- _Request_: Write the count of lines that contain the word "extrema" and nothing else.

--- start Given entries ---

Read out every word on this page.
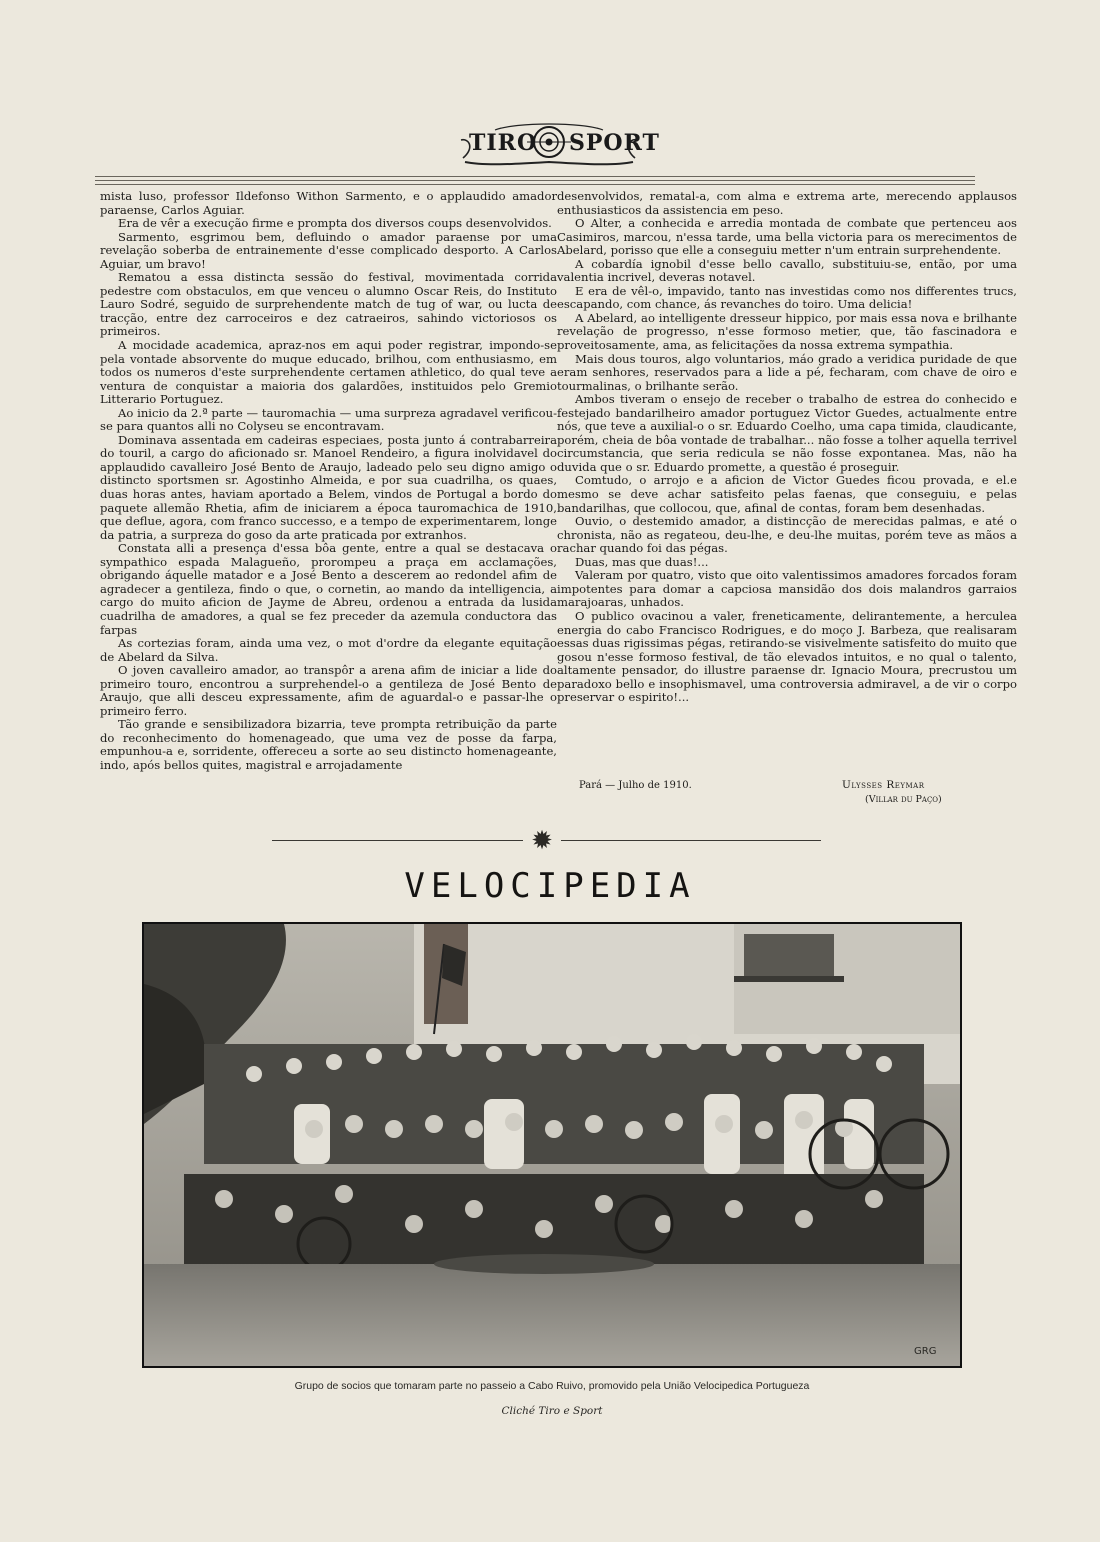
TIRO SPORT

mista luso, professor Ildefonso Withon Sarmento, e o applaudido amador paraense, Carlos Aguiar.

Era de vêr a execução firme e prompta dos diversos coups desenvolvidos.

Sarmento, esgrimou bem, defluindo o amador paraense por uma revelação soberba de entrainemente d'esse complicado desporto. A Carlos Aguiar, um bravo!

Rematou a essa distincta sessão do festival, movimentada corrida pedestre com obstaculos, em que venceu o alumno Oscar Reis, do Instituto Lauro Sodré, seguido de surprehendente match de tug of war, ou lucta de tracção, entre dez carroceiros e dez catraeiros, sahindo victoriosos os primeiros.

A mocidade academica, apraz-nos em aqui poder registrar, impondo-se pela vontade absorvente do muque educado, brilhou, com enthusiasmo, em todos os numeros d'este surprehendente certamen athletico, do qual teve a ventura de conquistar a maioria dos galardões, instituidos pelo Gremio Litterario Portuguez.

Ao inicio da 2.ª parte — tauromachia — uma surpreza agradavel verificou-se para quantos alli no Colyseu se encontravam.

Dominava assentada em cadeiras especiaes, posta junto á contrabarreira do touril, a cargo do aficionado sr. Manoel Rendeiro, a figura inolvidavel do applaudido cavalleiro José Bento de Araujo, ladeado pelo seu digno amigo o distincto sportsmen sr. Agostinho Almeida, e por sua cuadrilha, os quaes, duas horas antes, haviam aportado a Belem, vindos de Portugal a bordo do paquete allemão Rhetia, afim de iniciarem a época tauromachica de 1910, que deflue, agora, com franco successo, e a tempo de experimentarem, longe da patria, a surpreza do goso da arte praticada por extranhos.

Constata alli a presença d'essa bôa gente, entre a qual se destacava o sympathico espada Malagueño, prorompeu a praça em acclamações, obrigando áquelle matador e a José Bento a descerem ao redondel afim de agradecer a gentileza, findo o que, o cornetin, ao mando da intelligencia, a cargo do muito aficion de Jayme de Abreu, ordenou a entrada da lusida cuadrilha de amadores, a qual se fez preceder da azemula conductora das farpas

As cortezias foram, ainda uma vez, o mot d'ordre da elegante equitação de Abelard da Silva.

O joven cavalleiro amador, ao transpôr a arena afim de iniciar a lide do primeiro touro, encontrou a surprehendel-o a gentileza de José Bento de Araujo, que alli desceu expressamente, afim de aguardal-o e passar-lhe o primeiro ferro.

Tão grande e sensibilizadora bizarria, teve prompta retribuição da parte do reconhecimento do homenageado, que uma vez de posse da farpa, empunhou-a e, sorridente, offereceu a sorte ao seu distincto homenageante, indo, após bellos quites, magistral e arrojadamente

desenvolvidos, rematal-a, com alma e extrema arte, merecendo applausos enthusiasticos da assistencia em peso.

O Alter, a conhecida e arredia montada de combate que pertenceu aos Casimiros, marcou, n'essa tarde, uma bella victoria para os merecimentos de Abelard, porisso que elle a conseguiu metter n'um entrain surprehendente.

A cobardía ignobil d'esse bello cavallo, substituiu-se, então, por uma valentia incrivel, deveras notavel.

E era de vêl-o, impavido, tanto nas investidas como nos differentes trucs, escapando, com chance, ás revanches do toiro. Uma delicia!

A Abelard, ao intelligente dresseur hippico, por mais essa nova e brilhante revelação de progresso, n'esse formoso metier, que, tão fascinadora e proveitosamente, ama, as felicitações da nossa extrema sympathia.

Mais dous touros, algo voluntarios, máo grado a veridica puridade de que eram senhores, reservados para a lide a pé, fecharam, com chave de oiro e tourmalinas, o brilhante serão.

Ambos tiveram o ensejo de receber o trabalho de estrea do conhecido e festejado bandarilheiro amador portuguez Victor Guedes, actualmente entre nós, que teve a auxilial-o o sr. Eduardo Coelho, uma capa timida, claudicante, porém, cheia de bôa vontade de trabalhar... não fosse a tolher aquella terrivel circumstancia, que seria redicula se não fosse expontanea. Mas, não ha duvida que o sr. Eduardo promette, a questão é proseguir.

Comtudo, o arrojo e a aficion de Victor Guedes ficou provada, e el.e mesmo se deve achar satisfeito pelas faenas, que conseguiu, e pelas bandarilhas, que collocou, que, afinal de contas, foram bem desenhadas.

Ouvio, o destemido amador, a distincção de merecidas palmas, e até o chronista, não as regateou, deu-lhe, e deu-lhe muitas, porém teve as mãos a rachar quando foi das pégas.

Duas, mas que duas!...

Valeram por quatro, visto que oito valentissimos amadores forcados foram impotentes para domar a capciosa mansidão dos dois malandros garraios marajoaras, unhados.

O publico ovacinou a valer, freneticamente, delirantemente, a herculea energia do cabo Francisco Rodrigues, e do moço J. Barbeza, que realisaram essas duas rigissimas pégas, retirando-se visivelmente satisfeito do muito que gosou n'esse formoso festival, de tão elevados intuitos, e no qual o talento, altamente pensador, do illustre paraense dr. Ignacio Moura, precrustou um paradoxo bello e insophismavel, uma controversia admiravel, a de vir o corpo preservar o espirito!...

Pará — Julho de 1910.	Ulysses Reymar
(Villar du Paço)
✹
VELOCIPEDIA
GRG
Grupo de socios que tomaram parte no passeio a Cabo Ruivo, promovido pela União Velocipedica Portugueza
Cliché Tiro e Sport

--- end Given entries ---
--- start Given entries ---

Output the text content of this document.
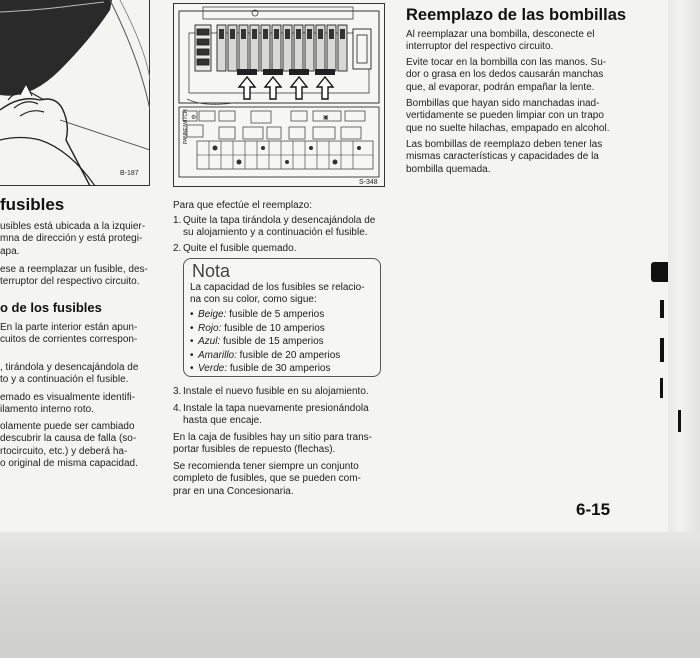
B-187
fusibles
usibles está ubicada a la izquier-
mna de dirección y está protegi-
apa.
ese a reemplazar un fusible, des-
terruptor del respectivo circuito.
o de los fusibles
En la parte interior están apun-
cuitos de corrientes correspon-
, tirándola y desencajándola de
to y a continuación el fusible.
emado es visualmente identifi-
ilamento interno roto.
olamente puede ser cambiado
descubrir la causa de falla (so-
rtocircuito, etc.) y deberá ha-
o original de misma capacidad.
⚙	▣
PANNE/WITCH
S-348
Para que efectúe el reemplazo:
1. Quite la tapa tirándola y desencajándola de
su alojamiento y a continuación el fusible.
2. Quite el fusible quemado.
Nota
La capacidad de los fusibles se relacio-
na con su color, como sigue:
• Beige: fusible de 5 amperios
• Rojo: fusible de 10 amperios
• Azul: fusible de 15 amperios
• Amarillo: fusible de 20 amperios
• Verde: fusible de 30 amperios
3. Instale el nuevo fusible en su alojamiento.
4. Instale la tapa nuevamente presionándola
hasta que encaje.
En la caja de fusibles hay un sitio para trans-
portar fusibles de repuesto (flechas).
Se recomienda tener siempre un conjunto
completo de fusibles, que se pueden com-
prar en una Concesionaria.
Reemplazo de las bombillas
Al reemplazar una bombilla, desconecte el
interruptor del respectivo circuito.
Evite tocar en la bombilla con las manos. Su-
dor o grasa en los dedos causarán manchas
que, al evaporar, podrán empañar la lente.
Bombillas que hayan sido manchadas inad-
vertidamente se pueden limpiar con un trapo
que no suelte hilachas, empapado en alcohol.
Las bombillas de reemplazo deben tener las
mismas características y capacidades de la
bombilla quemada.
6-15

--- end Given entries ---

- _Expected answer_: 2